Pick out each line of the records in which the word "shopify" appears.

━━━ GIVEN DATA ━━━

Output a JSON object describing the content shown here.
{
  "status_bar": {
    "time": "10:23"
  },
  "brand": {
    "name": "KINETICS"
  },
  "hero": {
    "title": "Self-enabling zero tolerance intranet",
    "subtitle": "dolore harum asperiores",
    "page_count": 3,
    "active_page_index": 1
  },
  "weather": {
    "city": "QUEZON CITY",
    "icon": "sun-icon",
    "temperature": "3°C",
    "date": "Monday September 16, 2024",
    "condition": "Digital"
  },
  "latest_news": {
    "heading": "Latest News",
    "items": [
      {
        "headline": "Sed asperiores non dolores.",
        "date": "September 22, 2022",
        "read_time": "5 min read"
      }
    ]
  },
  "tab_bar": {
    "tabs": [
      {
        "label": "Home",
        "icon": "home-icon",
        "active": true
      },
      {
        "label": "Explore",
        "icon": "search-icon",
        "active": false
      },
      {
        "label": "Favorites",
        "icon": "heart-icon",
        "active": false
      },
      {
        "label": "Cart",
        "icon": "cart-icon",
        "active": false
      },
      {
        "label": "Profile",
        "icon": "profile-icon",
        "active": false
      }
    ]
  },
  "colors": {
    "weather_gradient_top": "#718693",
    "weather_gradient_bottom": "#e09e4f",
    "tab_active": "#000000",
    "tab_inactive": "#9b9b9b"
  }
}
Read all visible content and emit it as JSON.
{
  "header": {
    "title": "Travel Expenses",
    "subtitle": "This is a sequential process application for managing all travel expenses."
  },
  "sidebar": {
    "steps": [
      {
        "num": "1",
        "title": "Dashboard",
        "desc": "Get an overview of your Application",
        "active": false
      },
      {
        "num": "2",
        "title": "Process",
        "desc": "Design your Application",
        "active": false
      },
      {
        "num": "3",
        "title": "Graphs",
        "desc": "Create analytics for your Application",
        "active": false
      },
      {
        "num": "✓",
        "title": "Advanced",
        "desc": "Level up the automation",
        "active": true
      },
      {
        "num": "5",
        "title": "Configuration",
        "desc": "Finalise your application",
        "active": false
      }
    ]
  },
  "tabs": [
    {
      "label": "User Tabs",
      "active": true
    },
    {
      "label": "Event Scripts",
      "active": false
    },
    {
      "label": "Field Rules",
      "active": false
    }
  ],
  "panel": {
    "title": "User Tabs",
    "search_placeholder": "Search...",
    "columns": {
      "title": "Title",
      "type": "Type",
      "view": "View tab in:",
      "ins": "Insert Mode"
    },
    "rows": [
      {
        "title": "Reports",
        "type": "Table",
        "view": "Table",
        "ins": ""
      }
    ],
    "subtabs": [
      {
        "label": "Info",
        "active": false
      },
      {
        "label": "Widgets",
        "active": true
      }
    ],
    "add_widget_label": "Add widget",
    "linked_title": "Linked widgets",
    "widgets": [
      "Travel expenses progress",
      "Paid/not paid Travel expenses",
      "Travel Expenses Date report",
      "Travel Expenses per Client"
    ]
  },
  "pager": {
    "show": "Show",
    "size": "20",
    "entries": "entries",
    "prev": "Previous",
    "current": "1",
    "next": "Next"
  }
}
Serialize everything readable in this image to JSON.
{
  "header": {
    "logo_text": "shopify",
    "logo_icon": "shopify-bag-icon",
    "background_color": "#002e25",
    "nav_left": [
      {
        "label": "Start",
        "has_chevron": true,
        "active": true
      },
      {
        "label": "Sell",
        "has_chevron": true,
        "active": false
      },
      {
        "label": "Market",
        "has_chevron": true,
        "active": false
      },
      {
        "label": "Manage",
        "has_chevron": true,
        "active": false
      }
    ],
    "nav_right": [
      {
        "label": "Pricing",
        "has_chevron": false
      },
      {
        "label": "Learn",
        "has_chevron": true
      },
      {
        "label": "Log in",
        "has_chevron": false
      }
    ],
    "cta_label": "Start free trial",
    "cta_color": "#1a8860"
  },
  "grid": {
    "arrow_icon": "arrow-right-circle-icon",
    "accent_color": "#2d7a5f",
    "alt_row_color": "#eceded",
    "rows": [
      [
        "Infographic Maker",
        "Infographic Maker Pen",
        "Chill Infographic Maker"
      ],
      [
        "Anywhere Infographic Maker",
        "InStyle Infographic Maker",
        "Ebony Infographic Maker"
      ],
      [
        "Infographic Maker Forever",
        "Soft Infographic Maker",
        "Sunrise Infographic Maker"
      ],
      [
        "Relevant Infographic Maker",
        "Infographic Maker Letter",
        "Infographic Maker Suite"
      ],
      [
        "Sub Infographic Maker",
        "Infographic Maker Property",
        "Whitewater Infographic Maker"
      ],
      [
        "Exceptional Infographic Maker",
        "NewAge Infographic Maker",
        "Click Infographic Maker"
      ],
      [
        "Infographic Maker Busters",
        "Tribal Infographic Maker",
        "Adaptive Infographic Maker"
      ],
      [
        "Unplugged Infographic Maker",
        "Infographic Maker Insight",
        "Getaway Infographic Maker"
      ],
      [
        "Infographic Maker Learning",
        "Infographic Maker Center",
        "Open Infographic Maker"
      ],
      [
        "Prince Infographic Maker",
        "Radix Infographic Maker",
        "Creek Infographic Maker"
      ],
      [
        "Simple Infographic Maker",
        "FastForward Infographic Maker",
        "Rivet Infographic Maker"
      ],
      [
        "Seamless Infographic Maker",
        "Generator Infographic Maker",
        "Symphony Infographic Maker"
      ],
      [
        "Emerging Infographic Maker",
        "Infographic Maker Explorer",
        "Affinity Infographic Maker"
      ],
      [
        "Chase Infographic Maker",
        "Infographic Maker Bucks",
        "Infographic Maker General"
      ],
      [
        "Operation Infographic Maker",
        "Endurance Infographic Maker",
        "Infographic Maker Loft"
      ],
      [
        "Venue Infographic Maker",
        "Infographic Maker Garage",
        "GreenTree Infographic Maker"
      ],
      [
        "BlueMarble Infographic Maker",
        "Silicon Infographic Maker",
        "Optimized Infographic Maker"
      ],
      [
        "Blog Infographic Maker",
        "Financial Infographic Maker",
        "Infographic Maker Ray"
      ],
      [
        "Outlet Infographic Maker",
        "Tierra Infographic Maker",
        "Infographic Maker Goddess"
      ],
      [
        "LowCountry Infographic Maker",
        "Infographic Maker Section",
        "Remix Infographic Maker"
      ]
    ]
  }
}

━━━

▸ FULL SOLUTION:
    "logo_text": "shopify",
    "logo_icon": "shopify-bag-icon",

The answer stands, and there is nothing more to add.